(GOAL):
Exactly reproduce each entry, leaving out nothing.

** Begin SUPPLIED RECORDS **

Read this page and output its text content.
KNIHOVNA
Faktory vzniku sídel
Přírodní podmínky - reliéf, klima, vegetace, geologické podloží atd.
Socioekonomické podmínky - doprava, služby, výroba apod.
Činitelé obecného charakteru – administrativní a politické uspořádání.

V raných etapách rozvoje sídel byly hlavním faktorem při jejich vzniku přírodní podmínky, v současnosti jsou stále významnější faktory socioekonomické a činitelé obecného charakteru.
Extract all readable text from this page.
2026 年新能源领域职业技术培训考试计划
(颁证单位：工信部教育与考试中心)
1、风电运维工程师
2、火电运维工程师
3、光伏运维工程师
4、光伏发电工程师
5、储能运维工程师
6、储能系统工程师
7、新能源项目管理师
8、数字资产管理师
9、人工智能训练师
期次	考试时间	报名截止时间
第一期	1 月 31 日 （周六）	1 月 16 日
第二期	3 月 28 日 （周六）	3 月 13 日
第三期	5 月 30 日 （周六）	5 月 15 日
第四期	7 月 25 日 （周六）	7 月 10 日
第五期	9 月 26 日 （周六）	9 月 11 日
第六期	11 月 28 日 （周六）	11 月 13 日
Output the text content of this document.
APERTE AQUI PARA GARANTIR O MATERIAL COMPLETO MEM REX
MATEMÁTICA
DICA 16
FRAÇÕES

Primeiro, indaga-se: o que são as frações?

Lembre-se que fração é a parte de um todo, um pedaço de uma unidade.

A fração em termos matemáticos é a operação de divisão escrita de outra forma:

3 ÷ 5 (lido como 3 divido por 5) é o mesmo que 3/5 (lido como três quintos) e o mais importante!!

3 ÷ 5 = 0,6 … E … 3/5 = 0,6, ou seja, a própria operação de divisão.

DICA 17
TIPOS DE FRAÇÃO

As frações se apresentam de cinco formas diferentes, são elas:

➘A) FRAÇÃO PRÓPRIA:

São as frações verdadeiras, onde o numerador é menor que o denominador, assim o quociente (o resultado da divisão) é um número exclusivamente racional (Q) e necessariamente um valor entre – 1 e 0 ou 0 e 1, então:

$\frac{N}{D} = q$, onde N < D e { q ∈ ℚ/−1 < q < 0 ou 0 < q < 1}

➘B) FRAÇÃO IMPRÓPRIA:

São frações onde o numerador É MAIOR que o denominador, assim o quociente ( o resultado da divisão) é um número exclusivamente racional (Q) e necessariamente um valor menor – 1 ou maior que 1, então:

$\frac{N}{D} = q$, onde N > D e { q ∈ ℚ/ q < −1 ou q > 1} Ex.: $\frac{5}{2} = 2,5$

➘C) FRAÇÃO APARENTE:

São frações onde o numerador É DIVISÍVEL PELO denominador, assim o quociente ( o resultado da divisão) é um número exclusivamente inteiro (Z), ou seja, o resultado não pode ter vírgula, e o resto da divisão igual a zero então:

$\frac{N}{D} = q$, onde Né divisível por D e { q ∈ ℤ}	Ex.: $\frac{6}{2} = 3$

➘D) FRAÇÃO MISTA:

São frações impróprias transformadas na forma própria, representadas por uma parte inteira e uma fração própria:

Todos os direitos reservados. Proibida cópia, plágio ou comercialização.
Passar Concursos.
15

** End SUPPLIED RECORDS **

(TASK OUTPUT):
Read this page and output its text content.
KNIHOVNA
Faktory vzniku sídel
Přírodní podmínky - reliéf, klima, vegetace, geologické podloží atd.
Socioekonomické podmínky - doprava, služby, výroba apod.
Činitelé obecného charakteru – administrativní a politické uspořádání.

V raných etapách rozvoje sídel byly hlavním faktorem při jejich vzniku přírodní podmínky, v současnosti jsou stále významnější faktory socioekonomické a činitelé obecného charakteru.
Extract all readable text from this page.
2026 年新能源领域职业技术培训考试计划
(颁证单位：工信部教育与考试中心)
1、风电运维工程师
2、火电运维工程师
3、光伏运维工程师
4、光伏发电工程师
5、储能运维工程师
6、储能系统工程师
7、新能源项目管理师
8、数字资产管理师
9、人工智能训练师
期次	考试时间	报名截止时间
第一期	1 月 31 日 （周六）	1 月 16 日
第二期	3 月 28 日 （周六）	3 月 13 日
第三期	5 月 30 日 （周六）	5 月 15 日
第四期	7 月 25 日 （周六）	7 月 10 日
第五期	9 月 26 日 （周六）	9 月 11 日
第六期	11 月 28 日 （周六）	11 月 13 日
Output the text content of this document.
APERTE AQUI PARA GARANTIR O MATERIAL COMPLETO MEM REX
MATEMÁTICA
DICA 16
FRAÇÕES

Primeiro, indaga-se: o que são as frações?

Lembre-se que fração é a parte de um todo, um pedaço de uma unidade.

A fração em termos matemáticos é a operação de divisão escrita de outra forma:

3 ÷ 5 (lido como 3 divido por 5) é o mesmo que 3/5 (lido como três quintos) e o mais importante!!

3 ÷ 5 = 0,6 … E … 3/5 = 0,6, ou seja, a própria operação de divisão.

DICA 17
TIPOS DE FRAÇÃO

As frações se apresentam de cinco formas diferentes, são elas:

➘A) FRAÇÃO PRÓPRIA:

São as frações verdadeiras, onde o numerador é menor que o denominador, assim o quociente (o resultado da divisão) é um número exclusivamente racional (Q) e necessariamente um valor entre – 1 e 0 ou 0 e 1, então:

$\frac{N}{D} = q$, onde N < D e { q ∈ ℚ/−1 < q < 0 ou 0 < q < 1}

➘B) FRAÇÃO IMPRÓPRIA:

São frações onde o numerador É MAIOR que o denominador, assim o quociente ( o resultado da divisão) é um número exclusivamente racional (Q) e necessariamente um valor menor – 1 ou maior que 1, então:

$\frac{N}{D} = q$, onde N > D e { q ∈ ℚ/ q < −1 ou q > 1} Ex.: $\frac{5}{2} = 2,5$

➘C) FRAÇÃO APARENTE:

São frações onde o numerador É DIVISÍVEL PELO denominador, assim o quociente ( o resultado da divisão) é um número exclusivamente inteiro (Z), ou seja, o resultado não pode ter vírgula, e o resto da divisão igual a zero então:

$\frac{N}{D} = q$, onde Né divisível por D e { q ∈ ℤ}	Ex.: $\frac{6}{2} = 3$

➘D) FRAÇÃO MISTA:

São frações impróprias transformadas na forma própria, representadas por uma parte inteira e uma fração própria:

Todos os direitos reservados. Proibida cópia, plágio ou comercialização.
Passar Concursos.
15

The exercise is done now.